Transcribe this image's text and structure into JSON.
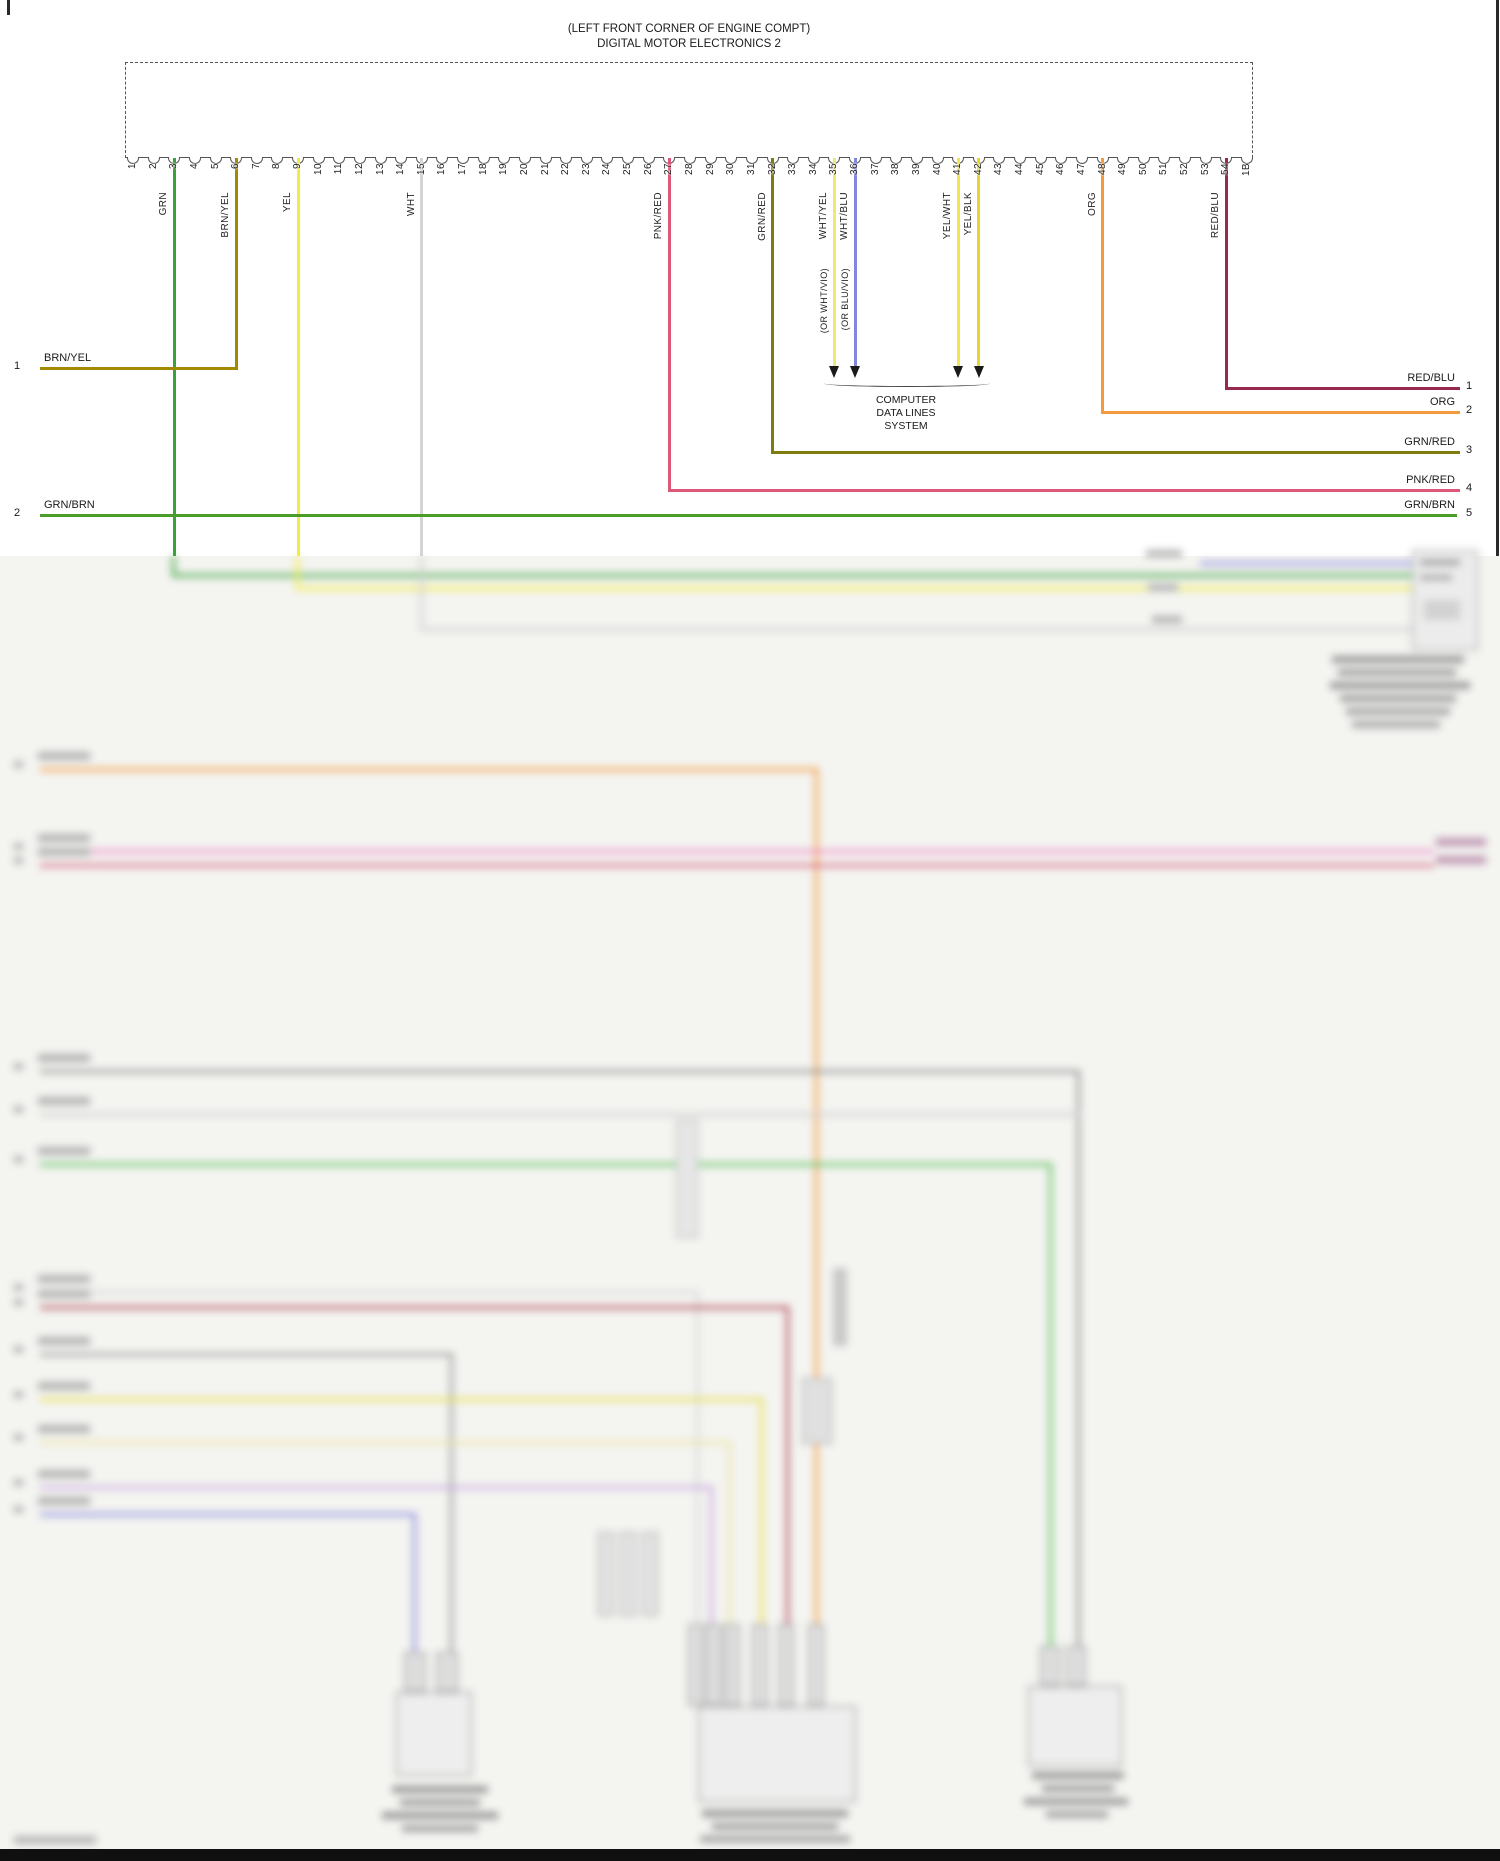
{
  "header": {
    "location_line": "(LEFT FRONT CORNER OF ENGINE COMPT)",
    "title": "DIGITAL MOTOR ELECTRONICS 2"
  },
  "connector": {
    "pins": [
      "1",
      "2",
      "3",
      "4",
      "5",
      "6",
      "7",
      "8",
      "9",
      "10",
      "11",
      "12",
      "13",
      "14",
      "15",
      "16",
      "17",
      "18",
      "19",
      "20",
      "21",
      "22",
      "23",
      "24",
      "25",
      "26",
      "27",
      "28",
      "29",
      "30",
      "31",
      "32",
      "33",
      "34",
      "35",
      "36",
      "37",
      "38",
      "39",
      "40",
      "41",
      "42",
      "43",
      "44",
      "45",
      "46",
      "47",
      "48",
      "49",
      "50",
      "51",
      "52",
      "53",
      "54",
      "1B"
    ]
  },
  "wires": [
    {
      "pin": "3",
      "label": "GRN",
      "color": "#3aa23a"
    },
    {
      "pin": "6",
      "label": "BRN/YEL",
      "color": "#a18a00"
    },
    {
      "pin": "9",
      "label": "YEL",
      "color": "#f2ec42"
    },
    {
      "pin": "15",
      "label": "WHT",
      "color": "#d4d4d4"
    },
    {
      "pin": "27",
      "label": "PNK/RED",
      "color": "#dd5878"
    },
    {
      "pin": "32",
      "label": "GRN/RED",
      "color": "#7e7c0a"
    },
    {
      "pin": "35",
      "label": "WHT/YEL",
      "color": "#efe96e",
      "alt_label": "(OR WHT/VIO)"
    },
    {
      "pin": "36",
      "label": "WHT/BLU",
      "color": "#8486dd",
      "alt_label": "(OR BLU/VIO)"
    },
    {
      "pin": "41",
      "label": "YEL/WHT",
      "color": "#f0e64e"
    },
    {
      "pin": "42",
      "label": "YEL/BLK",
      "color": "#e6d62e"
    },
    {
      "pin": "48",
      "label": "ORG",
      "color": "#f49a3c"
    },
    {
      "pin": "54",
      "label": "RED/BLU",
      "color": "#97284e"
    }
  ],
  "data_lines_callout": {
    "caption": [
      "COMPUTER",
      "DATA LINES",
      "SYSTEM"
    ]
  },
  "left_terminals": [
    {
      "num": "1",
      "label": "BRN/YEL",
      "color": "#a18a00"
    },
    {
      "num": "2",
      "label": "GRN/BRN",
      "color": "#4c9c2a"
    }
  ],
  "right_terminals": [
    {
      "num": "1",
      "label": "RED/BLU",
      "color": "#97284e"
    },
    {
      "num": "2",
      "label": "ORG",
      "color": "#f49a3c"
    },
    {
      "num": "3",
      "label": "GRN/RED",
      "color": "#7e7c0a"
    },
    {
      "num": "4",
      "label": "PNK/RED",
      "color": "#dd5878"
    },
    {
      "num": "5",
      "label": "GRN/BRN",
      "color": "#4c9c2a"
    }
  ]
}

_ _ _ _ _ _ _

* SHORT PROBLEM:
Print the records word for word and exclude any picture they hold.

* EXPECTED OUTPUT:
Transcribe this image's text and structure into JSON.
{
  "header": {
    "location_line": "(LEFT FRONT CORNER OF ENGINE COMPT)",
    "title": "DIGITAL MOTOR ELECTRONICS 2"
  },
  "connector": {
    "pins": [
      "1",
      "2",
      "3",
      "4",
      "5",
      "6",
      "7",
      "8",
      "9",
      "10",
      "11",
      "12",
      "13",
      "14",
      "15",
      "16",
      "17",
      "18",
      "19",
      "20",
      "21",
      "22",
      "23",
      "24",
      "25",
      "26",
      "27",
      "28",
      "29",
      "30",
      "31",
      "32",
      "33",
      "34",
      "35",
      "36",
      "37",
      "38",
      "39",
      "40",
      "41",
      "42",
      "43",
      "44",
      "45",
      "46",
      "47",
      "48",
      "49",
      "50",
      "51",
      "52",
      "53",
      "54",
      "1B"
    ]
  },
  "wires": [
    {
      "pin": "3",
      "label": "GRN",
      "color": "#3aa23a"
    },
    {
      "pin": "6",
      "label": "BRN/YEL",
      "color": "#a18a00"
    },
    {
      "pin": "9",
      "label": "YEL",
      "color": "#f2ec42"
    },
    {
      "pin": "15",
      "label": "WHT",
      "color": "#d4d4d4"
    },
    {
      "pin": "27",
      "label": "PNK/RED",
      "color": "#dd5878"
    },
    {
      "pin": "32",
      "label": "GRN/RED",
      "color": "#7e7c0a"
    },
    {
      "pin": "35",
      "label": "WHT/YEL",
      "color": "#efe96e",
      "alt_label": "(OR WHT/VIO)"
    },
    {
      "pin": "36",
      "label": "WHT/BLU",
      "color": "#8486dd",
      "alt_label": "(OR BLU/VIO)"
    },
    {
      "pin": "41",
      "label": "YEL/WHT",
      "color": "#f0e64e"
    },
    {
      "pin": "42",
      "label": "YEL/BLK",
      "color": "#e6d62e"
    },
    {
      "pin": "48",
      "label": "ORG",
      "color": "#f49a3c"
    },
    {
      "pin": "54",
      "label": "RED/BLU",
      "color": "#97284e"
    }
  ],
  "data_lines_callout": {
    "caption": [
      "COMPUTER",
      "DATA LINES",
      "SYSTEM"
    ]
  },
  "left_terminals": [
    {
      "num": "1",
      "label": "BRN/YEL",
      "color": "#a18a00"
    },
    {
      "num": "2",
      "label": "GRN/BRN",
      "color": "#4c9c2a"
    }
  ],
  "right_terminals": [
    {
      "num": "1",
      "label": "RED/BLU",
      "color": "#97284e"
    },
    {
      "num": "2",
      "label": "ORG",
      "color": "#f49a3c"
    },
    {
      "num": "3",
      "label": "GRN/RED",
      "color": "#7e7c0a"
    },
    {
      "num": "4",
      "label": "PNK/RED",
      "color": "#dd5878"
    },
    {
      "num": "5",
      "label": "GRN/BRN",
      "color": "#4c9c2a"
    }
  ]
}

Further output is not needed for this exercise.